(TASK LIST)
a) Copy everything from "- Runtime authority" down to "or agent-generated expressions." in the SandboxJS advisory, renaming "sandbox process" to "sandboxed runtime".
b) Write what comes next in the SandboxJS sandbox-escape advisory, starting after its last line.

(SUPPLIED TEXT)
# # # # # # #
CVE-2026-43898 - SandboxJS Function.caller sandbox escape
SandboxJS versions through 0.9.5 exposed host-side call machinery through
Function.caller on sandbox-defined functions. Sandboxed code could recover an
internal callback, forge operands, reach host constructors, and execute
arbitrary host JavaScript.
For production agent systems, the key lesson is that a JavaScript expression sandbox is not a complete boundary for secrets, tools, workspaces, or internal networks. The upgrade is required, but the prompt also asks the agent to move untrusted code toward stronger isolation.
When to use it
Use this recipe when a repository may evaluate JavaScript expressions with
@nyariv/sandboxjs, especially in plugin systems, workflow builders,
notebooks, tenant customization, or agent-generated automation. It is most
valuable when the runtime also carries secrets, source workspaces, package
tokens, internal network access, or model/tool credentials.
Do not use it to run sandbox-escape payloads. Use it to produce a patch, triage note, or operator handoff that proves whether the dependency and runtime authority are safe.
Inputs
- Package manifests, lockfiles, SBOMs, dependency reports, container manifests,
and deployment artifacts that may resolve
@nyariv/sandboxjs. - SandboxJS call sites, shared expression-evaluation helpers, plugin runners, workflow engines, notebook services, and test fixtures.
- Classification of expression input sources: trusted internal code, admins, users, tenants, plugins, workflows, queues, or agent outputs.
- Runtime authority for the sandbox process: environment variables, mounted files, package tokens, CI secrets, cloud credentials, model keys, network reachability, and CPU/memory/time limits.
- Existing incident-response, credential-rotation, and artifact-rebuild requirements for runtimes that may have evaluated untrusted code.
Affected versions
| Package | Vulnerable versions | Fixed versions |
|---|---|---|
@nyariv/sandboxjs |
<=0.9.5 |
0.9.6 |
Indicator-of-exposure
- The repository depends on
@nyariv/sandboxjs <=0.9.5. - SandboxJS evaluates user, tenant, plugin, notebook, workflow, or agent-generated expressions.
- The sandboxed process can access environment variables, source workspaces, package-manager tokens, cloud credentials, internal services, or build artifacts.
Quick checks:
rg -n "@nyariv/sandboxjs|SandboxJS|new sandb|compile\\(|\\.run\\(|sandboxed|expression" .
npm ls @nyariv/sandboxjs
pnpm why @nyariv/sandboxjs
yarn why @nyariv/sandboxjs
Remediation strategy
- Upgrade
@nyariv/sandboxjsto0.9.6+. - Treat any vulnerable sandbox runtime as potentially escaped if it processed untrusted code.
- Remove secrets and broad filesystem/network authority from the process that evaluates sandboxed expressions.
- Add policy tests that reject dangerous sandbox use for untrusted code unless the execution runs in a stronger isolation boundary.
- Rotate credentials if untrusted sandboxed code could have run before the patch.
# # # # # # #
(RECORD EXTRACTS)
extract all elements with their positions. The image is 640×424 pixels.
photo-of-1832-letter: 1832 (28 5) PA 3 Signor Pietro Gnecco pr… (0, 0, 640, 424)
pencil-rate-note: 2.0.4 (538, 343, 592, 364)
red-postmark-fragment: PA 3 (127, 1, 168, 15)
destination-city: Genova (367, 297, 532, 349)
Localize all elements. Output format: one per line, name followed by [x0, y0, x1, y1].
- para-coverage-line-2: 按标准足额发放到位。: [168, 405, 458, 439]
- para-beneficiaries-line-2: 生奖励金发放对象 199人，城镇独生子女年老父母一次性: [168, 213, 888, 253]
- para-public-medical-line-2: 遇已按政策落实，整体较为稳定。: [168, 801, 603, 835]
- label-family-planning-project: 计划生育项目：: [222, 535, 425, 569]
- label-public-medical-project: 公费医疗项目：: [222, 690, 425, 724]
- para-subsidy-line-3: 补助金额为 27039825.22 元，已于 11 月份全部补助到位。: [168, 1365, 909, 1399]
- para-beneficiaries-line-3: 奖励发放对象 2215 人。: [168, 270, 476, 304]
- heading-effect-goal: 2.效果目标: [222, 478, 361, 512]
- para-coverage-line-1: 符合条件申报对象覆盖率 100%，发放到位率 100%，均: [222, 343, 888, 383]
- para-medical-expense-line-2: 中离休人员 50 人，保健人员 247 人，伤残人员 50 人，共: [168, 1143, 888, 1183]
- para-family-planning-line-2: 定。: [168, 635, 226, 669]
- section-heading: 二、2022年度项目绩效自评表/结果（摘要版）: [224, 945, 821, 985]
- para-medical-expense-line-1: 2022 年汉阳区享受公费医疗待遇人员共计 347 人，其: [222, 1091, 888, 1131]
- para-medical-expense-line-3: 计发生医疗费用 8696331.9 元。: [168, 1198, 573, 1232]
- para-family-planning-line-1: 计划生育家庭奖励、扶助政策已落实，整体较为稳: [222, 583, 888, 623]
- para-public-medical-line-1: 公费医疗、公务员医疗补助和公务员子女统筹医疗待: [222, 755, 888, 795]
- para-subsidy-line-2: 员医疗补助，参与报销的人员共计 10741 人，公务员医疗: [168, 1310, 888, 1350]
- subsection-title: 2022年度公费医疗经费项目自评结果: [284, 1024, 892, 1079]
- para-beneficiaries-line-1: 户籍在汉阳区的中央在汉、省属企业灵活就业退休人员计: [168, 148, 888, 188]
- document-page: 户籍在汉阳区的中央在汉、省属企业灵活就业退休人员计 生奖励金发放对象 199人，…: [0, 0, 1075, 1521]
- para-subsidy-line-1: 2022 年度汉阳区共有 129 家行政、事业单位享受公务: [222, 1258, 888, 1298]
# # # # # # #
(ANSWERS FOR THIS EXERCISE)
a)
- Runtime authority for the sandboxed runtime: environment variables, mounted files, package tokens, CI secrets, cloud credentials, model keys, network reachability, and CPU/memory/time limits.
- Existing incident-response, credential-rotation, and artifact-rebuild requirements for runtimes that may have evaluated untrusted code.
Affected versions
| Package | Vulnerable versions | Fixed versions |
|---|---|---|
@nyariv/sandboxjs |
<=0.9.5 |
0.9.6 |
Indicator-of-exposure
- The repository depends on
@nyariv/sandboxjs <=0.9.5. - SandboxJS evaluates user, tenant, plugin, notebook, workflow, or agent-generated expressions.

b)
The prompt
You are remediating CVE-2026-43898 in `@nyariv/sandboxjs`. Produce exactly one
output:
- A reviewer-ready PR/change request that upgrades SandboxJS, reduces host
authority around sandbox execution, adds policy tests, refreshes generated
artifacts, and documents operator cleanup, or
- TRIAGE.md if this repository does not control an affected SandboxJS runtime.
## Rules
- Scope only CVE-2026-43898 and directly related sandbox isolation hardening.
- Do not run sandbox-escape payloads, OS commands, child process probes, or
host-constructor proof code.
- Do not print, commit, or expose environment variables, source archives, cloud
credentials, package tokens, CI secrets, tenant files, or sandbox output that
may contain secrets.
- Do not claim the sandbox is a sufficient boundary for untrusted code without
process/container isolation.
- Do not auto-merge.
## Steps
1. Inventory package manifests, lockfiles, workspace packages, containers,
browser/worker bundles, notebooks, plugin runners, tests, SBOMs, and docs
for `@nyariv/sandboxjs`.
2. Determine every resolved version. A target is vulnerable if it resolves to
`<=0.9.5`.
3. Search every SandboxJS call site and classify the input source as trusted,
admin-supplied, tenant/user-supplied, plugin-supplied, workflow-supplied, or
agent-generated.
4. Upgrade to `@nyariv/sandboxjs@0.9.6+`. Regenerate lockfiles, SBOMs, images,
deployment artifacts, and dependency reports.
5. For untrusted code paths, reduce host authority:
- run expression evaluation in a low-privilege process or container;
- deny unnecessary filesystem and network access;
- remove model provider keys, cloud keys, package tokens, and CI secrets;
- bound CPU, memory, and execution time;
- log sandbox policy decisions without logging secrets.
6. Add tests that assert all SandboxJS dependencies are patched and untrusted
code paths use the approved isolation wrapper. Do not execute exploit code.
7. Add a PR body section named `CVE-2026-43898 operator actions` covering:
versions before/after, sandbox call sites, untrusted input paths,
credentials reachable by the old process, and whether secret rotation or
rebuilds are required.
8. Run validation: package install, unit tests, sandbox policy tests,
lint/typecheck, container build, SBOM refresh, and dependency scan.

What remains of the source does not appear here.